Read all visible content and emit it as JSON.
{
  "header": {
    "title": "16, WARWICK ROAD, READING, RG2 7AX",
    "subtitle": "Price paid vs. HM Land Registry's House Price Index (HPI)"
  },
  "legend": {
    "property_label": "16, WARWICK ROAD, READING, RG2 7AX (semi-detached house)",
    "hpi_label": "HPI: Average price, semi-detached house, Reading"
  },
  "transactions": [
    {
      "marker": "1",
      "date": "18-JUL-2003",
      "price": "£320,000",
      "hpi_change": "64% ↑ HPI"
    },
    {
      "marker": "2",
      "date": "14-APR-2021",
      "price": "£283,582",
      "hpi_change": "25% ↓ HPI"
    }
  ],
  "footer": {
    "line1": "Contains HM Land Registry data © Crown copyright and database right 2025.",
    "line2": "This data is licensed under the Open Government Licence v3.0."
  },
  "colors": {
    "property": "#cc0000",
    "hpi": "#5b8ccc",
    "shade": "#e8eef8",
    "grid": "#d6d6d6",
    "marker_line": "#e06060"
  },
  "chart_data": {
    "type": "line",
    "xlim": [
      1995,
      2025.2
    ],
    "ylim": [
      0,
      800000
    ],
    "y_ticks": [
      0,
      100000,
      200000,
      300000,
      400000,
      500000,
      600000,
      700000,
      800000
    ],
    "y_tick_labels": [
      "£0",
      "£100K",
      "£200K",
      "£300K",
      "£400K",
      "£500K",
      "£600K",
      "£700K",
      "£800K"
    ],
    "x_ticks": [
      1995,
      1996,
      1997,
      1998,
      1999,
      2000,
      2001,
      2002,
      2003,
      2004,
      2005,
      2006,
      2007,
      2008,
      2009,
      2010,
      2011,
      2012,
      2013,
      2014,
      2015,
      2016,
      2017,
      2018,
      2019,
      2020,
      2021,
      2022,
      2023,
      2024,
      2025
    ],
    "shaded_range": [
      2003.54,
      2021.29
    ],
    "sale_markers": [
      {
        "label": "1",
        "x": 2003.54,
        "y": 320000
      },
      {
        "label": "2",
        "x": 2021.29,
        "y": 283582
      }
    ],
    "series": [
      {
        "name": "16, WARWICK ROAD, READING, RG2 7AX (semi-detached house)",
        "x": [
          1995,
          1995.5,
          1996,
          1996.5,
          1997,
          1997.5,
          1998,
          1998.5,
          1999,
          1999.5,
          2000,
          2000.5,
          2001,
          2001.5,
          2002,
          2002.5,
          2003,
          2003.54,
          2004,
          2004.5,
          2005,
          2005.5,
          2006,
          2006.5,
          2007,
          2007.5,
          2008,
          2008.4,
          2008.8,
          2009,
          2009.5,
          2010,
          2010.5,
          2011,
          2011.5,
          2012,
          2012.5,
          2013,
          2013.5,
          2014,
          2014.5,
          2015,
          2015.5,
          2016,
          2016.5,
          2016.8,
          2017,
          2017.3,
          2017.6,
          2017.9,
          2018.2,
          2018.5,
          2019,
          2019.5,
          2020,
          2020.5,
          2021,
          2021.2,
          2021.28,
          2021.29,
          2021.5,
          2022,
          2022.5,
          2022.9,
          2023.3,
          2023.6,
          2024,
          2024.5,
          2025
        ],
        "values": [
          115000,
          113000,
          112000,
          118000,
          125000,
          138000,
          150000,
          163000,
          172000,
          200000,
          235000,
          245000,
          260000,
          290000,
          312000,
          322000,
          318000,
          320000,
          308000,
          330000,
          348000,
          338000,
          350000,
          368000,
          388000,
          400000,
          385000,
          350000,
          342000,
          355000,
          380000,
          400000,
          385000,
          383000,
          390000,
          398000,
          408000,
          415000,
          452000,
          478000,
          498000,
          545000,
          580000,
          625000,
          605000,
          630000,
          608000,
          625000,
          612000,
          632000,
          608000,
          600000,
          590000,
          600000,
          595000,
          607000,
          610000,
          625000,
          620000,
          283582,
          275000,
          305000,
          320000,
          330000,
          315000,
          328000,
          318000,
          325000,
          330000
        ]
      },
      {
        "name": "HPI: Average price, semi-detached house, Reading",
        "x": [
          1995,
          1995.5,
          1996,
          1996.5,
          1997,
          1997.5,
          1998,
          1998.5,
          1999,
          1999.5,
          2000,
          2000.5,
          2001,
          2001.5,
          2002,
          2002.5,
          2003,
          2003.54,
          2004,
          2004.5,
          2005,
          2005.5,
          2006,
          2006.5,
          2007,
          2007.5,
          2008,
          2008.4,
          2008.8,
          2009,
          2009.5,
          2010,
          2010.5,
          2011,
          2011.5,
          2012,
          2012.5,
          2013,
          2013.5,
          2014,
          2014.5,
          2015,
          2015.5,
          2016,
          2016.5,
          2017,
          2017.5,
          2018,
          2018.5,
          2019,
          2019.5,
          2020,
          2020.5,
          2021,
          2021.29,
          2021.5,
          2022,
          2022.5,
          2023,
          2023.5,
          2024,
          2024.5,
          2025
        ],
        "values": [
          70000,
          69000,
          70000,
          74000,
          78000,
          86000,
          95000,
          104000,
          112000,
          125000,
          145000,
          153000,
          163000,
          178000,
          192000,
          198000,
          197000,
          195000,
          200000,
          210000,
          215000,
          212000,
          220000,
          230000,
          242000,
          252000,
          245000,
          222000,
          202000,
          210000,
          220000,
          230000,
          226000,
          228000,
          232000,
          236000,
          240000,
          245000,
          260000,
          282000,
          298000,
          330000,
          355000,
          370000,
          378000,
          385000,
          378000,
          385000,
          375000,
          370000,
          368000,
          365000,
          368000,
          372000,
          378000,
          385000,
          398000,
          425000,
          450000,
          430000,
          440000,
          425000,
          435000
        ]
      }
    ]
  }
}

+===+

**Set exercise:**
Exact output of every entry is required.

**Final result:**
Read all visible content and emit it as JSON.
{
  "header": {
    "title": "16, WARWICK ROAD, READING, RG2 7AX",
    "subtitle": "Price paid vs. HM Land Registry's House Price Index (HPI)"
  },
  "legend": {
    "property_label": "16, WARWICK ROAD, READING, RG2 7AX (semi-detached house)",
    "hpi_label": "HPI: Average price, semi-detached house, Reading"
  },
  "transactions": [
    {
      "marker": "1",
      "date": "18-JUL-2003",
      "price": "£320,000",
      "hpi_change": "64% ↑ HPI"
    },
    {
      "marker": "2",
      "date": "14-APR-2021",
      "price": "£283,582",
      "hpi_change": "25% ↓ HPI"
    }
  ],
  "footer": {
    "line1": "Contains HM Land Registry data © Crown copyright and database right 2025.",
    "line2": "This data is licensed under the Open Government Licence v3.0."
  },
  "colors": {
    "property": "#cc0000",
    "hpi": "#5b8ccc",
    "shade": "#e8eef8",
    "grid": "#d6d6d6",
    "marker_line": "#e06060"
  },
  "chart_data": {
    "type": "line",
    "xlim": [
      1995,
      2025.2
    ],
    "ylim": [
      0,
      800000
    ],
    "y_ticks": [
      0,
      100000,
      200000,
      300000,
      400000,
      500000,
      600000,
      700000,
      800000
    ],
    "y_tick_labels": [
      "£0",
      "£100K",
      "£200K",
      "£300K",
      "£400K",
      "£500K",
      "£600K",
      "£700K",
      "£800K"
    ],
    "x_ticks": [
      1995,
      1996,
      1997,
      1998,
      1999,
      2000,
      2001,
      2002,
      2003,
      2004,
      2005,
      2006,
      2007,
      2008,
      2009,
      2010,
      2011,
      2012,
      2013,
      2014,
      2015,
      2016,
      2017,
      2018,
      2019,
      2020,
      2021,
      2022,
      2023,
      2024,
      2025
    ],
    "shaded_range": [
      2003.54,
      2021.29
    ],
    "sale_markers": [
      {
        "label": "1",
        "x": 2003.54,
        "y": 320000
      },
      {
        "label": "2",
        "x": 2021.29,
        "y": 283582
      }
    ],
    "series": [
      {
        "name": "16, WARWICK ROAD, READING, RG2 7AX (semi-detached house)",
        "x": [
          1995,
          1995.5,
          1996,
          1996.5,
          1997,
          1997.5,
          1998,
          1998.5,
          1999,
          1999.5,
          2000,
          2000.5,
          2001,
          2001.5,
          2002,
          2002.5,
          2003,
          2003.54,
          2004,
          2004.5,
          2005,
          2005.5,
          2006,
          2006.5,
          2007,
          2007.5,
          2008,
          2008.4,
          2008.8,
          2009,
          2009.5,
          2010,
          2010.5,
          2011,
          2011.5,
          2012,
          2012.5,
          2013,
          2013.5,
          2014,
          2014.5,
          2015,
          2015.5,
          2016,
          2016.5,
          2016.8,
          2017,
          2017.3,
          2017.6,
          2017.9,
          2018.2,
          2018.5,
          2019,
          2019.5,
          2020,
          2020.5,
          2021,
          2021.2,
          2021.28,
          2021.29,
          2021.5,
          2022,
          2022.5,
          2022.9,
          2023.3,
          2023.6,
          2024,
          2024.5,
          2025
        ],
        "values": [
          115000,
          113000,
          112000,
          118000,
          125000,
          138000,
          150000,
          163000,
          172000,
          200000,
          235000,
          245000,
          260000,
          290000,
          312000,
          322000,
          318000,
          320000,
          308000,
          330000,
          348000,
          338000,
          350000,
          368000,
          388000,
          400000,
          385000,
          350000,
          342000,
          355000,
          380000,
          400000,
          385000,
          383000,
          390000,
          398000,
          408000,
          415000,
          452000,
          478000,
          498000,
          545000,
          580000,
          625000,
          605000,
          630000,
          608000,
          625000,
          612000,
          632000,
          608000,
          600000,
          590000,
          600000,
          595000,
          607000,
          610000,
          625000,
          620000,
          283582,
          275000,
          305000,
          320000,
          330000,
          315000,
          328000,
          318000,
          325000,
          330000
        ]
      },
      {
        "name": "HPI: Average price, semi-detached house, Reading",
        "x": [
          1995,
          1995.5,
          1996,
          1996.5,
          1997,
          1997.5,
          1998,
          1998.5,
          1999,
          1999.5,
          2000,
          2000.5,
          2001,
          2001.5,
          2002,
          2002.5,
          2003,
          2003.54,
          2004,
          2004.5,
          2005,
          2005.5,
          2006,
          2006.5,
          2007,
          2007.5,
          2008,
          2008.4,
          2008.8,
          2009,
          2009.5,
          2010,
          2010.5,
          2011,
          2011.5,
          2012,
          2012.5,
          2013,
          2013.5,
          2014,
          2014.5,
          2015,
          2015.5,
          2016,
          2016.5,
          2017,
          2017.5,
          2018,
          2018.5,
          2019,
          2019.5,
          2020,
          2020.5,
          2021,
          2021.29,
          2021.5,
          2022,
          2022.5,
          2023,
          2023.5,
          2024,
          2024.5,
          2025
        ],
        "values": [
          70000,
          69000,
          70000,
          74000,
          78000,
          86000,
          95000,
          104000,
          112000,
          125000,
          145000,
          153000,
          163000,
          178000,
          192000,
          198000,
          197000,
          195000,
          200000,
          210000,
          215000,
          212000,
          220000,
          230000,
          242000,
          252000,
          245000,
          222000,
          202000,
          210000,
          220000,
          230000,
          226000,
          228000,
          232000,
          236000,
          240000,
          245000,
          260000,
          282000,
          298000,
          330000,
          355000,
          370000,
          378000,
          385000,
          378000,
          385000,
          375000,
          370000,
          368000,
          365000,
          368000,
          372000,
          378000,
          385000,
          398000,
          425000,
          450000,
          430000,
          440000,
          425000,
          435000
        ]
      }
    ]
  }
}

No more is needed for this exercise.